* START DATASET RECORDS *
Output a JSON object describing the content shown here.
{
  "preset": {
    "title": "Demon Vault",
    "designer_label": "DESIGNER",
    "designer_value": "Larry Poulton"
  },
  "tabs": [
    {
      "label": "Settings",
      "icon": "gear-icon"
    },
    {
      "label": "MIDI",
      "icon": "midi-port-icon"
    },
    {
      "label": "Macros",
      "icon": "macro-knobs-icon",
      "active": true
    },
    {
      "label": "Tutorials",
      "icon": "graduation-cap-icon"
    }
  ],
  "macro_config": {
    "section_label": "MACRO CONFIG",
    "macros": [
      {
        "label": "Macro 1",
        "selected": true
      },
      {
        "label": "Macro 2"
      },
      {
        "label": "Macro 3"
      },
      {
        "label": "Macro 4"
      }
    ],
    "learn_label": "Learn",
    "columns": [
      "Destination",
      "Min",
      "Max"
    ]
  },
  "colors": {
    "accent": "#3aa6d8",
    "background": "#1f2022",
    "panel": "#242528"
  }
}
* END DATASET RECORDS *
▸ **EXERCISE GOAL**:
Reproduce each record exactly as it appears.

▸ **RESULT OF THIS EXERCISE**:
Output a JSON object describing the content shown here.
{
  "preset": {
    "title": "Demon Vault",
    "designer_label": "DESIGNER",
    "designer_value": "Larry Poulton"
  },
  "tabs": [
    {
      "label": "Settings",
      "icon": "gear-icon"
    },
    {
      "label": "MIDI",
      "icon": "midi-port-icon"
    },
    {
      "label": "Macros",
      "icon": "macro-knobs-icon",
      "active": true
    },
    {
      "label": "Tutorials",
      "icon": "graduation-cap-icon"
    }
  ],
  "macro_config": {
    "section_label": "MACRO CONFIG",
    "macros": [
      {
        "label": "Macro 1",
        "selected": true
      },
      {
        "label": "Macro 2"
      },
      {
        "label": "Macro 3"
      },
      {
        "label": "Macro 4"
      }
    ],
    "learn_label": "Learn",
    "columns": [
      "Destination",
      "Min",
      "Max"
    ]
  },
  "colors": {
    "accent": "#3aa6d8",
    "background": "#1f2022",
    "panel": "#242528"
  }
}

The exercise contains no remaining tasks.